• **The task**:
Transcribe the records in full, keeping every character as it is.

Stored data:
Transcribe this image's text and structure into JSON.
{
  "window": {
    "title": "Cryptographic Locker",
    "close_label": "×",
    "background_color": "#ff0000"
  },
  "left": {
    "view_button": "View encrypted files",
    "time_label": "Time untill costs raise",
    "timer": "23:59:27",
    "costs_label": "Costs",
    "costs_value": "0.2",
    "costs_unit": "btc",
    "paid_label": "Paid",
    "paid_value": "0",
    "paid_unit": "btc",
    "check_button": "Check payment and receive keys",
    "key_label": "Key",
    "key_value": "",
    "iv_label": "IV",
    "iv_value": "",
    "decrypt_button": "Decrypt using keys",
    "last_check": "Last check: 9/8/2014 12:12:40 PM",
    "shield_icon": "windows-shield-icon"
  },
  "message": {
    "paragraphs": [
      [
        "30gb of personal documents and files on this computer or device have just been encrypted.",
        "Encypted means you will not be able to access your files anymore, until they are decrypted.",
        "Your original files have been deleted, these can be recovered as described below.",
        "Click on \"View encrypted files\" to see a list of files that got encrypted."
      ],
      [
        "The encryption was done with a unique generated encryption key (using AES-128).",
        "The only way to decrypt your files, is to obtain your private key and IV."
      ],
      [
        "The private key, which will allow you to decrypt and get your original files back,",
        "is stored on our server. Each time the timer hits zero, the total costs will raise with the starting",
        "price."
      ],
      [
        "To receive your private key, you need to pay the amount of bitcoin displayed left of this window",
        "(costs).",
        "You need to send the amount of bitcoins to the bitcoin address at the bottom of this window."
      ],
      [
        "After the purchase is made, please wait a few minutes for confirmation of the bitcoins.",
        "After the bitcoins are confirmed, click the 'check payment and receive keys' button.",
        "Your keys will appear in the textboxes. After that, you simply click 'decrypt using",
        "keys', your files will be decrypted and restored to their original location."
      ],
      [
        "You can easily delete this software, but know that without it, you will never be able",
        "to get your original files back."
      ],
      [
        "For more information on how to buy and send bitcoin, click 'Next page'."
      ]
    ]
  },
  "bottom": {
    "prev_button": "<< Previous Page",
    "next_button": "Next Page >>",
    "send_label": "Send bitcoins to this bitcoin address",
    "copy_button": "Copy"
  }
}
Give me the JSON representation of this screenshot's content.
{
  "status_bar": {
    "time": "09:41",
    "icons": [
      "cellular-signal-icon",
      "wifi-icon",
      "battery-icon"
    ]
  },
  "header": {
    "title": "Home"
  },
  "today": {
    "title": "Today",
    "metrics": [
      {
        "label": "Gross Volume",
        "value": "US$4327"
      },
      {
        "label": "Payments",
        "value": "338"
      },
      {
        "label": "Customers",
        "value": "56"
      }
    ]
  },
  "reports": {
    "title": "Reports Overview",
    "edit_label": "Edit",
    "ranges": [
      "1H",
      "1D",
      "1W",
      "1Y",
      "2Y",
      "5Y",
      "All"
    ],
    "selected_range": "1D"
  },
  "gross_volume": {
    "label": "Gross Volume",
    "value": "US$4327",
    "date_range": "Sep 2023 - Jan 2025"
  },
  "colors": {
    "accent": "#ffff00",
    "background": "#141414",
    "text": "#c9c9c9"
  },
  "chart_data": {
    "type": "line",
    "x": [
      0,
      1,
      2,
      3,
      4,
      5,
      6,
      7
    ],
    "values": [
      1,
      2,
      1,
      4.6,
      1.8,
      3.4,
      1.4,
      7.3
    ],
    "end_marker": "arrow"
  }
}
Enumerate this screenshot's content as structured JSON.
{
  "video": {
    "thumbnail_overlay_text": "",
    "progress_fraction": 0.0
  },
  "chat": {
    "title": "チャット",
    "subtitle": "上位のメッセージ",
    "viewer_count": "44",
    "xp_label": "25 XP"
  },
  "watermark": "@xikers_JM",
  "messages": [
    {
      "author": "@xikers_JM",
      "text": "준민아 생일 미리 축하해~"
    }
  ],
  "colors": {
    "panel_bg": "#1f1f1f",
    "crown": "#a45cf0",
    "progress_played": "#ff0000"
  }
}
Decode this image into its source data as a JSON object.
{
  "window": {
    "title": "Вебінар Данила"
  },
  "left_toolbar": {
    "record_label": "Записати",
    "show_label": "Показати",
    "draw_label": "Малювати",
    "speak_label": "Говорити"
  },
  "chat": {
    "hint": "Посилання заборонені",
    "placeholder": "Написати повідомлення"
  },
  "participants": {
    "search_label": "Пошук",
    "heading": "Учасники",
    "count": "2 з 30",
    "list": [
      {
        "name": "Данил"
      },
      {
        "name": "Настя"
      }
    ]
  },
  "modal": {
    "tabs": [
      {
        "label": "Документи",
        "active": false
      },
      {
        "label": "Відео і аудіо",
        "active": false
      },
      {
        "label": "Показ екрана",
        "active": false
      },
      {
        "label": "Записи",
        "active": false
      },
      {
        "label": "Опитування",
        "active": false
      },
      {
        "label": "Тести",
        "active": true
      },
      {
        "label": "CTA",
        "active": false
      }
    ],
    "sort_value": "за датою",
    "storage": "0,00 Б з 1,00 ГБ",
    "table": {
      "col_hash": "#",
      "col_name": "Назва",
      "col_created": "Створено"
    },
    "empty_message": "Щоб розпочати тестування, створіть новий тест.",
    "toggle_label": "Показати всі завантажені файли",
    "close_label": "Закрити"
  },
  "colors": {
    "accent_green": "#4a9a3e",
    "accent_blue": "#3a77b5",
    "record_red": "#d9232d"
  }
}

• **Reply**:
Transcribe this image's text and structure into JSON.
{
  "window": {
    "title": "Cryptographic Locker",
    "close_label": "×",
    "background_color": "#ff0000"
  },
  "left": {
    "view_button": "View encrypted files",
    "time_label": "Time untill costs raise",
    "timer": "23:59:27",
    "costs_label": "Costs",
    "costs_value": "0.2",
    "costs_unit": "btc",
    "paid_label": "Paid",
    "paid_value": "0",
    "paid_unit": "btc",
    "check_button": "Check payment and receive keys",
    "key_label": "Key",
    "key_value": "",
    "iv_label": "IV",
    "iv_value": "",
    "decrypt_button": "Decrypt using keys",
    "last_check": "Last check: 9/8/2014 12:12:40 PM",
    "shield_icon": "windows-shield-icon"
  },
  "message": {
    "paragraphs": [
      [
        "30gb of personal documents and files on this computer or device have just been encrypted.",
        "Encypted means you will not be able to access your files anymore, until they are decrypted.",
        "Your original files have been deleted, these can be recovered as described below.",
        "Click on \"View encrypted files\" to see a list of files that got encrypted."
      ],
      [
        "The encryption was done with a unique generated encryption key (using AES-128).",
        "The only way to decrypt your files, is to obtain your private key and IV."
      ],
      [
        "The private key, which will allow you to decrypt and get your original files back,",
        "is stored on our server. Each time the timer hits zero, the total costs will raise with the starting",
        "price."
      ],
      [
        "To receive your private key, you need to pay the amount of bitcoin displayed left of this window",
        "(costs).",
        "You need to send the amount of bitcoins to the bitcoin address at the bottom of this window."
      ],
      [
        "After the purchase is made, please wait a few minutes for confirmation of the bitcoins.",
        "After the bitcoins are confirmed, click the 'check payment and receive keys' button.",
        "Your keys will appear in the textboxes. After that, you simply click 'decrypt using",
        "keys', your files will be decrypted and restored to their original location."
      ],
      [
        "You can easily delete this software, but know that without it, you will never be able",
        "to get your original files back."
      ],
      [
        "For more information on how to buy and send bitcoin, click 'Next page'."
      ]
    ]
  },
  "bottom": {
    "prev_button": "<< Previous Page",
    "next_button": "Next Page >>",
    "send_label": "Send bitcoins to this bitcoin address",
    "copy_button": "Copy"
  }
}
Give me the JSON representation of this screenshot's content.
{
  "status_bar": {
    "time": "09:41",
    "icons": [
      "cellular-signal-icon",
      "wifi-icon",
      "battery-icon"
    ]
  },
  "header": {
    "title": "Home"
  },
  "today": {
    "title": "Today",
    "metrics": [
      {
        "label": "Gross Volume",
        "value": "US$4327"
      },
      {
        "label": "Payments",
        "value": "338"
      },
      {
        "label": "Customers",
        "value": "56"
      }
    ]
  },
  "reports": {
    "title": "Reports Overview",
    "edit_label": "Edit",
    "ranges": [
      "1H",
      "1D",
      "1W",
      "1Y",
      "2Y",
      "5Y",
      "All"
    ],
    "selected_range": "1D"
  },
  "gross_volume": {
    "label": "Gross Volume",
    "value": "US$4327",
    "date_range": "Sep 2023 - Jan 2025"
  },
  "colors": {
    "accent": "#ffff00",
    "background": "#141414",
    "text": "#c9c9c9"
  },
  "chart_data": {
    "type": "line",
    "x": [
      0,
      1,
      2,
      3,
      4,
      5,
      6,
      7
    ],
    "values": [
      1,
      2,
      1,
      4.6,
      1.8,
      3.4,
      1.4,
      7.3
    ],
    "end_marker": "arrow"
  }
}
Enumerate this screenshot's content as structured JSON.
{
  "video": {
    "thumbnail_overlay_text": "",
    "progress_fraction": 0.0
  },
  "chat": {
    "title": "チャット",
    "subtitle": "上位のメッセージ",
    "viewer_count": "44",
    "xp_label": "25 XP"
  },
  "watermark": "@xikers_JM",
  "messages": [
    {
      "author": "@xikers_JM",
      "text": "준민아 생일 미리 축하해~"
    }
  ],
  "colors": {
    "panel_bg": "#1f1f1f",
    "crown": "#a45cf0",
    "progress_played": "#ff0000"
  }
}
Decode this image into its source data as a JSON object.
{
  "window": {
    "title": "Вебінар Данила"
  },
  "left_toolbar": {
    "record_label": "Записати",
    "show_label": "Показати",
    "draw_label": "Малювати",
    "speak_label": "Говорити"
  },
  "chat": {
    "hint": "Посилання заборонені",
    "placeholder": "Написати повідомлення"
  },
  "participants": {
    "search_label": "Пошук",
    "heading": "Учасники",
    "count": "2 з 30",
    "list": [
      {
        "name": "Данил"
      },
      {
        "name": "Настя"
      }
    ]
  },
  "modal": {
    "tabs": [
      {
        "label": "Документи",
        "active": false
      },
      {
        "label": "Відео і аудіо",
        "active": false
      },
      {
        "label": "Показ екрана",
        "active": false
      },
      {
        "label": "Записи",
        "active": false
      },
      {
        "label": "Опитування",
        "active": false
      },
      {
        "label": "Тести",
        "active": true
      },
      {
        "label": "CTA",
        "active": false
      }
    ],
    "sort_value": "за датою",
    "storage": "0,00 Б з 1,00 ГБ",
    "table": {
      "col_hash": "#",
      "col_name": "Назва",
      "col_created": "Створено"
    },
    "empty_message": "Щоб розпочати тестування, створіть новий тест.",
    "toggle_label": "Показати всі завантажені файли",
    "close_label": "Закрити"
  },
  "colors": {
    "accent_green": "#4a9a3e",
    "accent_blue": "#3a77b5",
    "record_red": "#d9232d"
  }
}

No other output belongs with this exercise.